"""
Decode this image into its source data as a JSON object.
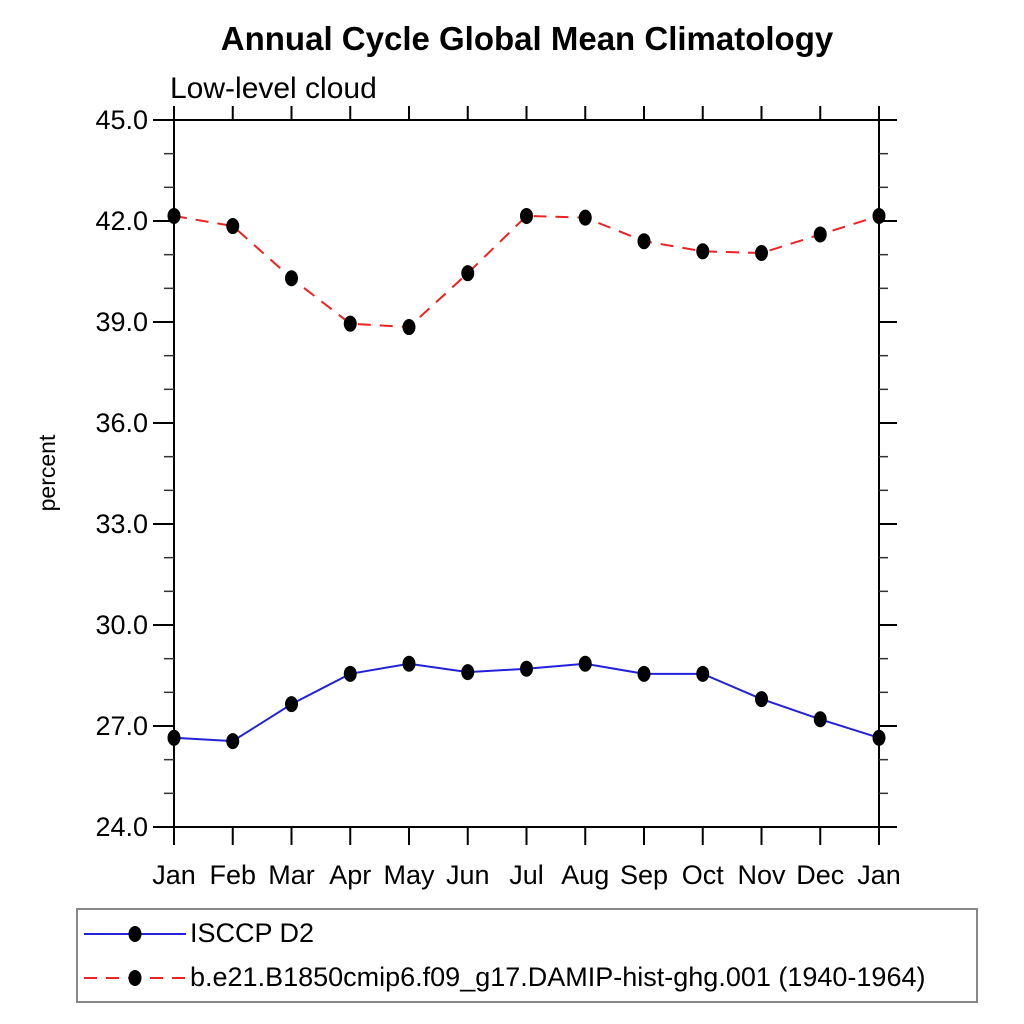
{
  "chart_data": {
    "type": "line",
    "title": "Annual Cycle Global Mean Climatology",
    "subtitle": "Low-level cloud",
    "ylabel": "percent",
    "categories": [
      "Jan",
      "Feb",
      "Mar",
      "Apr",
      "May",
      "Jun",
      "Jul",
      "Aug",
      "Sep",
      "Oct",
      "Nov",
      "Dec",
      "Jan"
    ],
    "ylim": [
      24.0,
      45.0
    ],
    "ytick_major_interval": 3.0,
    "ytick_minor_interval": 1.0,
    "ytick_labels": [
      "24.0",
      "27.0",
      "30.0",
      "33.0",
      "36.0",
      "39.0",
      "42.0",
      "45.0"
    ],
    "grid": false,
    "legend_position": "bottom",
    "series": [
      {
        "name": "ISCCP D2",
        "color": "#2222dd",
        "style": "solid",
        "marker": "filled-circle",
        "marker_color": "#000000",
        "values": [
          26.65,
          26.55,
          27.65,
          28.55,
          28.85,
          28.6,
          28.7,
          28.85,
          28.55,
          28.55,
          27.8,
          27.2,
          26.65
        ]
      },
      {
        "name": "b.e21.B1850cmip6.f09_g17.DAMIP-hist-ghg.001 (1940-1964)",
        "color": "#ee2222",
        "style": "dashed",
        "marker": "filled-circle",
        "marker_color": "#000000",
        "values": [
          42.15,
          41.85,
          40.3,
          38.95,
          38.85,
          40.45,
          42.15,
          42.1,
          41.4,
          41.1,
          41.05,
          41.6,
          42.15
        ]
      }
    ]
  }
}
"""
#### Set exercise
Gather each line from the listing above that holds "name".

#### Written answer
        "name": "ISCCP D2",
        "name": "b.e21.B1850cmip6.f09_g17.DAMIP-hist-ghg.001 (1940-1964)",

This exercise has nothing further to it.